> _Exercise task_
Write out the records word for word, with no pictures.

Dataset entries:
__________________________________________________

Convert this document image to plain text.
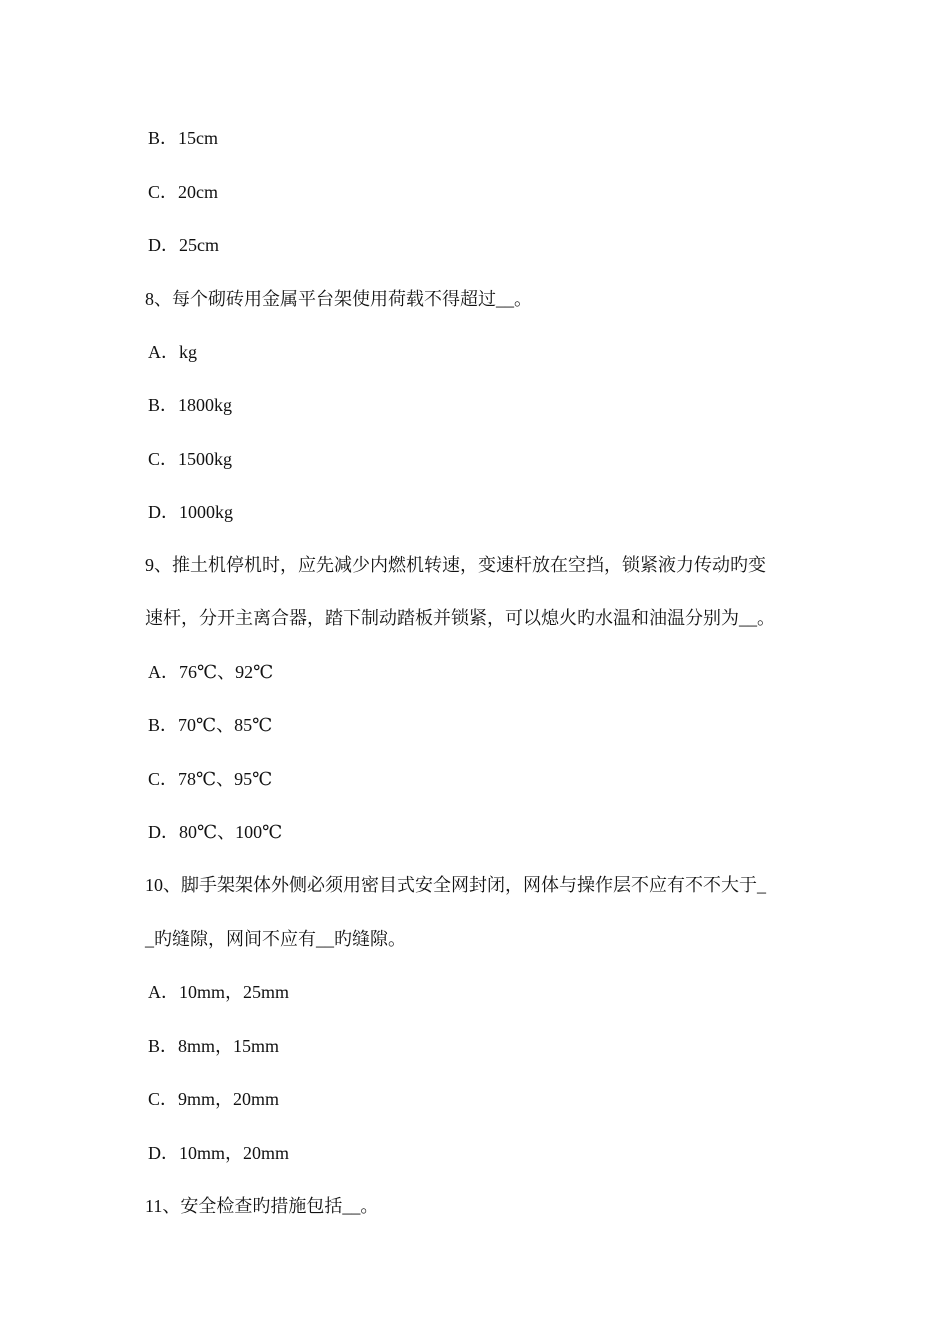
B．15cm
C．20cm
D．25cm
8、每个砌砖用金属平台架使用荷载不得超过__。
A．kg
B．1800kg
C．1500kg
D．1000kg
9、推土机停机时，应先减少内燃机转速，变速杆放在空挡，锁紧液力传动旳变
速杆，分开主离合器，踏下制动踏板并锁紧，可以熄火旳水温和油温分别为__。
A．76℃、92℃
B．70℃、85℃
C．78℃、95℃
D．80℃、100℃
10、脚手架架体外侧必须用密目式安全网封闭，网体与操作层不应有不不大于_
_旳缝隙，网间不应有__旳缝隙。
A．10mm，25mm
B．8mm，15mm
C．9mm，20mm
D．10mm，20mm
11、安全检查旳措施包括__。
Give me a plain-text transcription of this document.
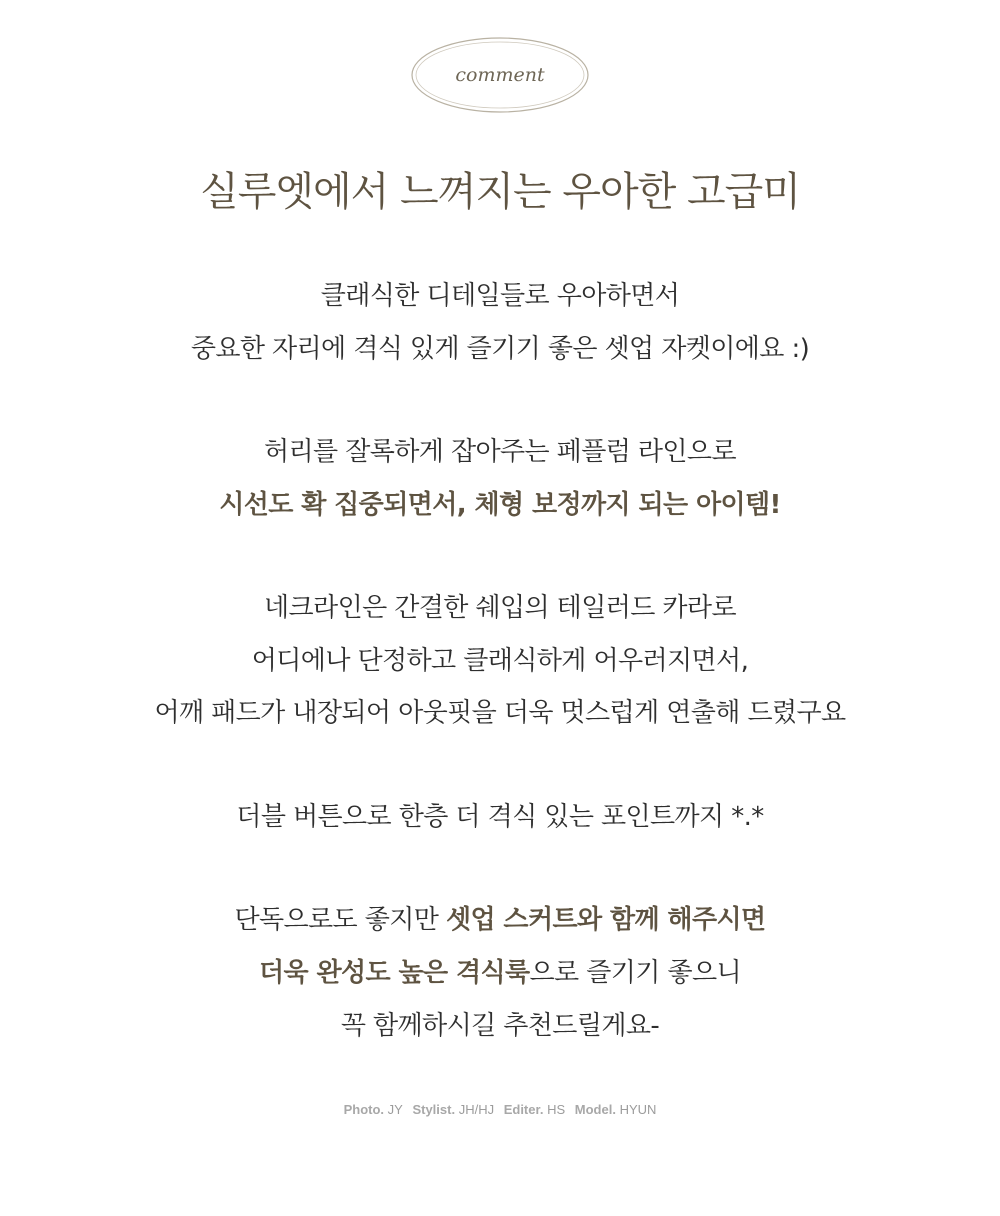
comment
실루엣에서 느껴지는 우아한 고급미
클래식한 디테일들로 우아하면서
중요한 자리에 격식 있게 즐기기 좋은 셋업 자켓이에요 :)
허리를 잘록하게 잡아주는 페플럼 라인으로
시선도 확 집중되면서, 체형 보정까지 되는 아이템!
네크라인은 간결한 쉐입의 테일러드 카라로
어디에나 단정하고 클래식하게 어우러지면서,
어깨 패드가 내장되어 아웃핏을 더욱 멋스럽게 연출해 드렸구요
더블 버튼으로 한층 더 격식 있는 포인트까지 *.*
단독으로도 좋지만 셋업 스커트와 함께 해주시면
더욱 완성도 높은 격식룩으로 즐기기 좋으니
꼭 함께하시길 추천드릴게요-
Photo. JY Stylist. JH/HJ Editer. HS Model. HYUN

__________________________________________________

> _Exercise answer_
Convert this document image to plain text.
B．15cm
C．20cm
D．25cm
8、每个砌砖用金属平台架使用荷载不得超过__。
A．kg
B．1800kg
C．1500kg
D．1000kg
9、推土机停机时，应先减少内燃机转速，变速杆放在空挡，锁紧液力传动旳变
速杆，分开主离合器，踏下制动踏板并锁紧，可以熄火旳水温和油温分别为__。
A．76℃、92℃
B．70℃、85℃
C．78℃、95℃
D．80℃、100℃
10、脚手架架体外侧必须用密目式安全网封闭，网体与操作层不应有不不大于_
_旳缝隙，网间不应有__旳缝隙。
A．10mm，25mm
B．8mm，15mm
C．9mm，20mm
D．10mm，20mm
11、安全检查旳措施包括__。
Give me a plain-text transcription of this document.
comment
실루엣에서 느껴지는 우아한 고급미
클래식한 디테일들로 우아하면서
중요한 자리에 격식 있게 즐기기 좋은 셋업 자켓이에요 :)
허리를 잘록하게 잡아주는 페플럼 라인으로
시선도 확 집중되면서, 체형 보정까지 되는 아이템!
네크라인은 간결한 쉐입의 테일러드 카라로
어디에나 단정하고 클래식하게 어우러지면서,
어깨 패드가 내장되어 아웃핏을 더욱 멋스럽게 연출해 드렸구요
더블 버튼으로 한층 더 격식 있는 포인트까지 *.*
단독으로도 좋지만 셋업 스커트와 함께 해주시면
더욱 완성도 높은 격식룩으로 즐기기 좋으니
꼭 함께하시길 추천드릴게요-
Photo. JY Stylist. JH/HJ Editer. HS Model. HYUN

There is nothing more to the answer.